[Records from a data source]
--- --- ---
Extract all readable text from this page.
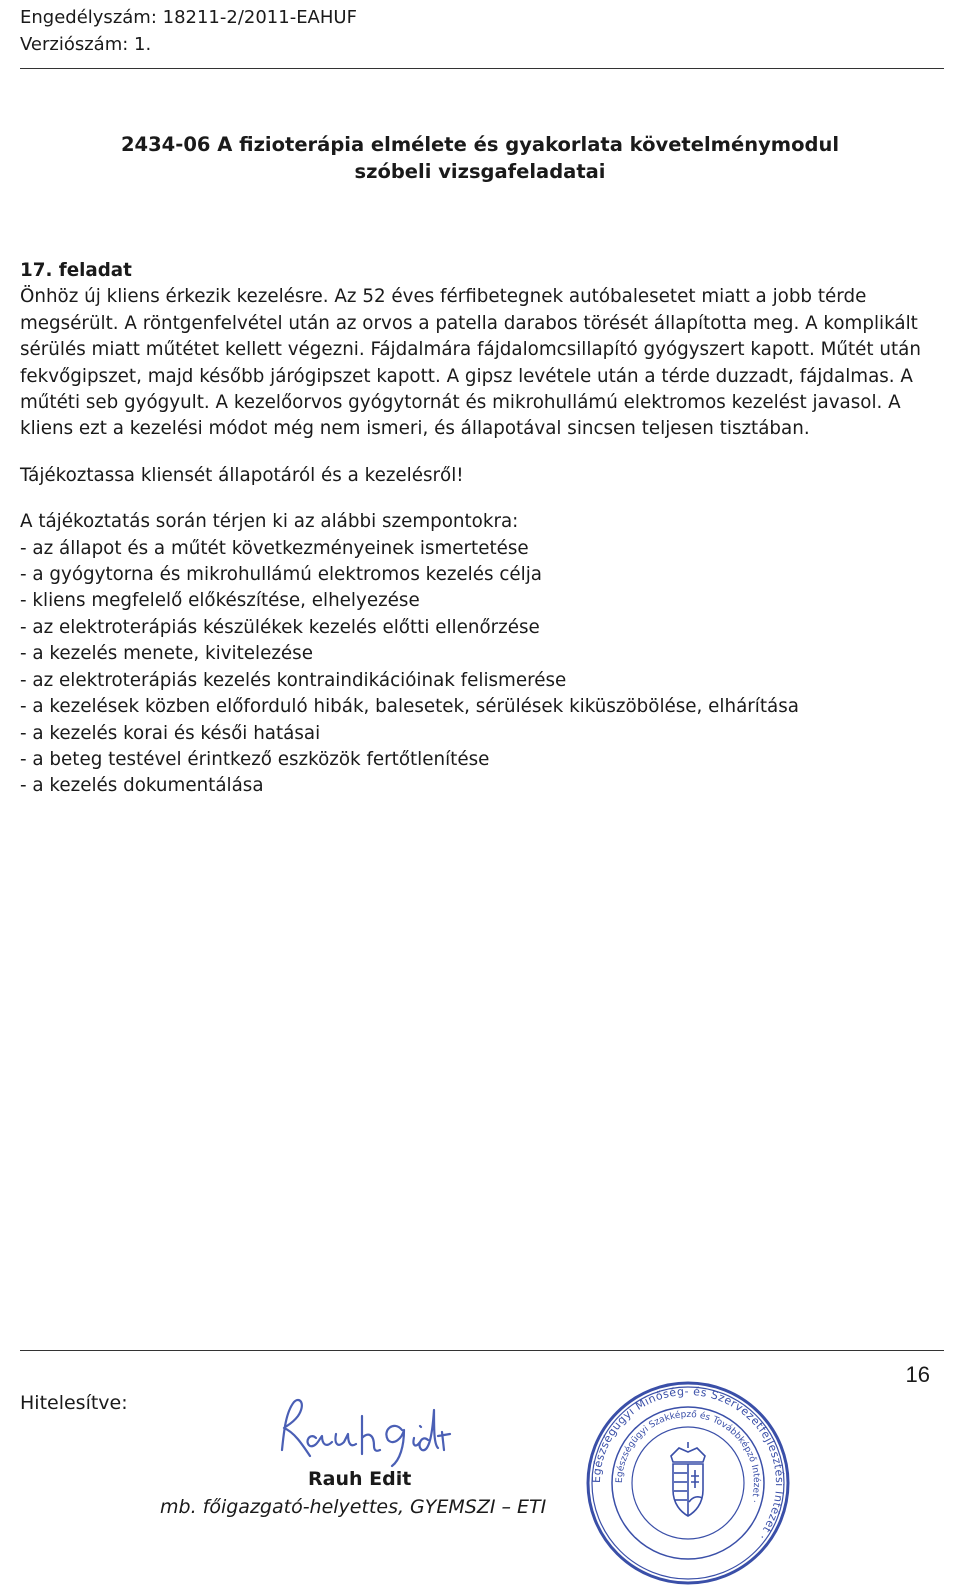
Engedélyszám: 18211-2/2011-EAHUF
Verziószám: 1.
2434-06 A fizioterápia elmélete és gyakorlata követelménymodul
szóbeli vizsgafeladatai

17. feladat

Önhöz új kliens érkezik kezelésre. Az 52 éves férfibetegnek autóbalesetet miatt a jobb térde megsérült. A röntgenfelvétel után az orvos a patella darabos törését állapította meg. A komplikált sérülés miatt műtétet kellett végezni. Fájdalmára fájdalomcsillapító gyógyszert kapott. Műtét után fekvőgipszet, majd később járógipszet kapott. A gipsz levétele után a térde duzzadt, fájdalmas. A műtéti seb gyógyult. A kezelőorvos gyógytornát és mikrohullámú elektromos kezelést javasol. A kliens ezt a kezelési módot még nem ismeri, és állapotával sincsen teljesen tisztában.

Tájékoztassa kliensét állapotáról és a kezelésről!

A tájékoztatás során térjen ki az alábbi szempontokra:

- az állapot és a műtét következményeinek ismertetése
- a gyógytorna és mikrohullámú elektromos kezelés célja
- kliens megfelelő előkészítése, elhelyezése
- az elektroterápiás készülékek kezelés előtti ellenőrzése
- a kezelés menete, kivitelezése
- az elektroterápiás kezelés kontraindikációinak felismerése
- a kezelések közben előforduló hibák, balesetek, sérülések kiküszöbölése, elhárítása
- a kezelés korai és késői hatásai
- a beteg testével érintkező eszközök fertőtlenítése
- a kezelés dokumentálása
16
Hitelesítve:
Rauh Edit
mb. főigazgató-helyettes, GYEMSZI – ETI
Egészségügyi Minőség- és Szervezetfejlesztési Intézet ·
Egészségügyi Szakképző és Továbbképző Intézet ·
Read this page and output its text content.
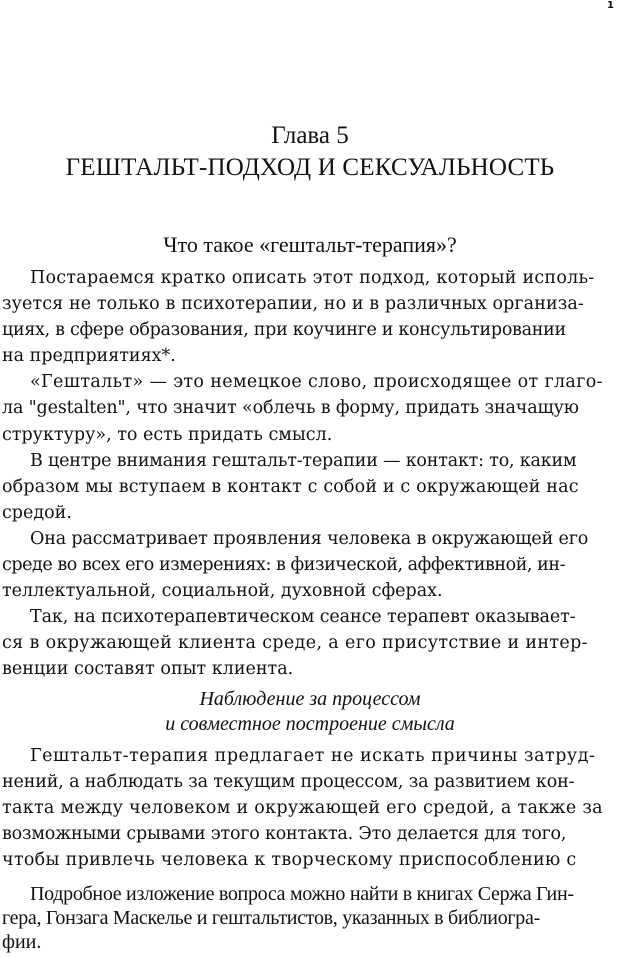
1
Глава 5
ГЕШТАЛЬТ-ПОДХОД И СЕКСУАЛЬНОСТЬ
Что такое «гештальт-терапия»?
Постараемся кратко описать этот подход, который исполь-
зуется не только в психотерапии, но и в различных организа-
циях, в сфере образования, при коучинге и консультировании
на предприятиях*.
«Гештальт» — это немецкое слово, происходящее от глаго-
ла "gestalten", что значит «облечь в форму, придать значащую
структуру», то есть придать смысл.
В центре внимания гештальт-терапии — контакт: то, каким
образом мы вступаем в контакт с собой и с окружающей нас
средой.
Она рассматривает проявления человека в окружающей его
среде во всех его измерениях: в физической, аффективной, ин-
теллектуальной, социальной, духовной сферах.
Так, на психотерапевтическом сеансе терапевт оказывает-
ся в окружающей клиента среде, а его присутствие и интер-
венции составят опыт клиента.
Наблюдение за процессом
и совместное построение смысла
Гештальт-терапия предлагает не искать причины затруд-
нений, а наблюдать за текущим процессом, за развитием кон-
такта между человеком и окружающей его средой, а также за
возможными срывами этого контакта. Это делается для того,
чтобы привлечь человека к творческому приспособлению с
Подробное изложение вопроса можно найти в книгах Сержа Гин-
гера, Гонзага Маскелье и гештальтистов, указанных в библиогра-
фии.
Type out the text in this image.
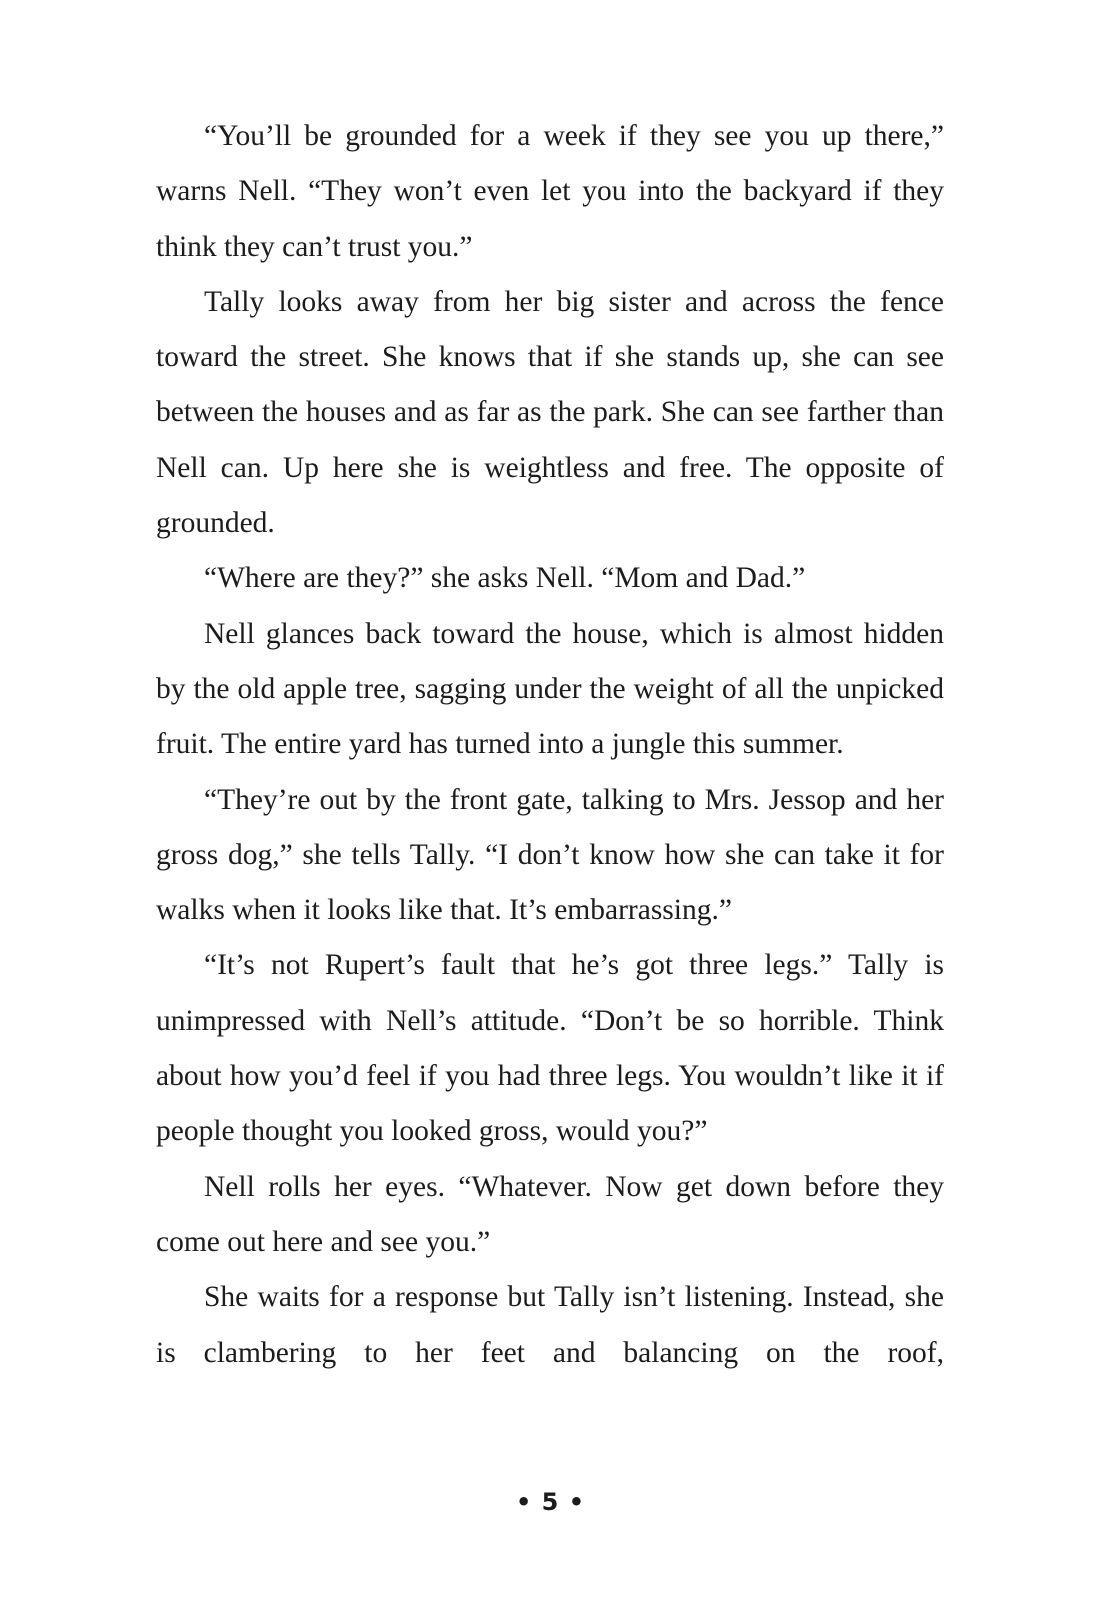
“You’ll be grounded for a week if they see you up there,” warns Nell. “They won’t even let you into the backyard if they think they can’t trust you.”

Tally looks away from her big sister and across the fence toward the street. She knows that if she stands up, she can see between the houses and as far as the park. She can see farther than Nell can. Up here she is weightless and free. The opposite of grounded.

“Where are they?” she asks Nell. “Mom and Dad.”

Nell glances back toward the house, which is almost hidden by the old apple tree, sagging under the weight of all the unpicked fruit. The entire yard has turned into a jungle this summer.

“They’re out by the front gate, talking to Mrs. Jessop and her gross dog,” she tells Tally. “I don’t know how she can take it for walks when it looks like that. It’s embarrassing.”

“It’s not Rupert’s fault that he’s got three legs.” Tally is unimpressed with Nell’s attitude. “Don’t be so horrible. Think about how you’d feel if you had three legs. You wouldn’t like it if people thought you looked gross, would you?”

Nell rolls her eyes. “Whatever. Now get down before they come out here and see you.”

She waits for a response but Tally isn’t listening. Instead, she is clambering to her feet and balancing on the roof,

• 5 •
--- --- ---
■ What you are asked to do
In your copy, leave out the pictures and reproduce the material above exactly.

■ Result for this exercise
Extract all readable text from this page.
Engedélyszám: 18211-2/2011-EAHUF
Verziószám: 1.
2434-06 A fizioterápia elmélete és gyakorlata követelménymodul
szóbeli vizsgafeladatai

17. feladat

Önhöz új kliens érkezik kezelésre. Az 52 éves férfibetegnek autóbalesetet miatt a jobb térde megsérült. A röntgenfelvétel után az orvos a patella darabos törését állapította meg. A komplikált sérülés miatt műtétet kellett végezni. Fájdalmára fájdalomcsillapító gyógyszert kapott. Műtét után fekvőgipszet, majd később járógipszet kapott. A gipsz levétele után a térde duzzadt, fájdalmas. A műtéti seb gyógyult. A kezelőorvos gyógytornát és mikrohullámú elektromos kezelést javasol. A kliens ezt a kezelési módot még nem ismeri, és állapotával sincsen teljesen tisztában.

Tájékoztassa kliensét állapotáról és a kezelésről!

A tájékoztatás során térjen ki az alábbi szempontokra:

- az állapot és a műtét következményeinek ismertetése
- a gyógytorna és mikrohullámú elektromos kezelés célja
- kliens megfelelő előkészítése, elhelyezése
- az elektroterápiás készülékek kezelés előtti ellenőrzése
- a kezelés menete, kivitelezése
- az elektroterápiás kezelés kontraindikációinak felismerése
- a kezelések közben előforduló hibák, balesetek, sérülések kiküszöbölése, elhárítása
- a kezelés korai és késői hatásai
- a beteg testével érintkező eszközök fertőtlenítése
- a kezelés dokumentálása
16
Hitelesítve:
Rauh Edit
mb. főigazgató-helyettes, GYEMSZI – ETI
Egészségügyi Minőség- és Szervezetfejlesztési Intézet ·
Egészségügyi Szakképző és Továbbképző Intézet ·
Read this page and output its text content.
1
Глава 5
ГЕШТАЛЬТ-ПОДХОД И СЕКСУАЛЬНОСТЬ
Что такое «гештальт-терапия»?
Постараемся кратко описать этот подход, который исполь-
зуется не только в психотерапии, но и в различных организа-
циях, в сфере образования, при коучинге и консультировании
на предприятиях*.
«Гештальт» — это немецкое слово, происходящее от глаго-
ла "gestalten", что значит «облечь в форму, придать значащую
структуру», то есть придать смысл.
В центре внимания гештальт-терапии — контакт: то, каким
образом мы вступаем в контакт с собой и с окружающей нас
средой.
Она рассматривает проявления человека в окружающей его
среде во всех его измерениях: в физической, аффективной, ин-
теллектуальной, социальной, духовной сферах.
Так, на психотерапевтическом сеансе терапевт оказывает-
ся в окружающей клиента среде, а его присутствие и интер-
венции составят опыт клиента.
Наблюдение за процессом
и совместное построение смысла
Гештальт-терапия предлагает не искать причины затруд-
нений, а наблюдать за текущим процессом, за развитием кон-
такта между человеком и окружающей его средой, а также за
возможными срывами этого контакта. Это делается для того,
чтобы привлечь человека к творческому приспособлению с
Подробное изложение вопроса можно найти в книгах Сержа Гин-
гера, Гонзага Маскелье и гештальтистов, указанных в библиогра-
фии.
Type out the text in this image.
“You’ll be grounded for a week if they see you up there,” warns Nell. “They won’t even let you into the backyard if they think they can’t trust you.”

Tally looks away from her big sister and across the fence toward the street. She knows that if she stands up, she can see between the houses and as far as the park. She can see farther than Nell can. Up here she is weightless and free. The opposite of grounded.

“Where are they?” she asks Nell. “Mom and Dad.”

Nell glances back toward the house, which is almost hidden by the old apple tree, sagging under the weight of all the unpicked fruit. The entire yard has turned into a jungle this summer.

“They’re out by the front gate, talking to Mrs. Jessop and her gross dog,” she tells Tally. “I don’t know how she can take it for walks when it looks like that. It’s embarrassing.”

“It’s not Rupert’s fault that he’s got three legs.” Tally is unimpressed with Nell’s attitude. “Don’t be so horrible. Think about how you’d feel if you had three legs. You wouldn’t like it if people thought you looked gross, would you?”

Nell rolls her eyes. “Whatever. Now get down before they come out here and see you.”

She waits for a response but Tally isn’t listening. Instead, she is clambering to her feet and balancing on the roof,

• 5 •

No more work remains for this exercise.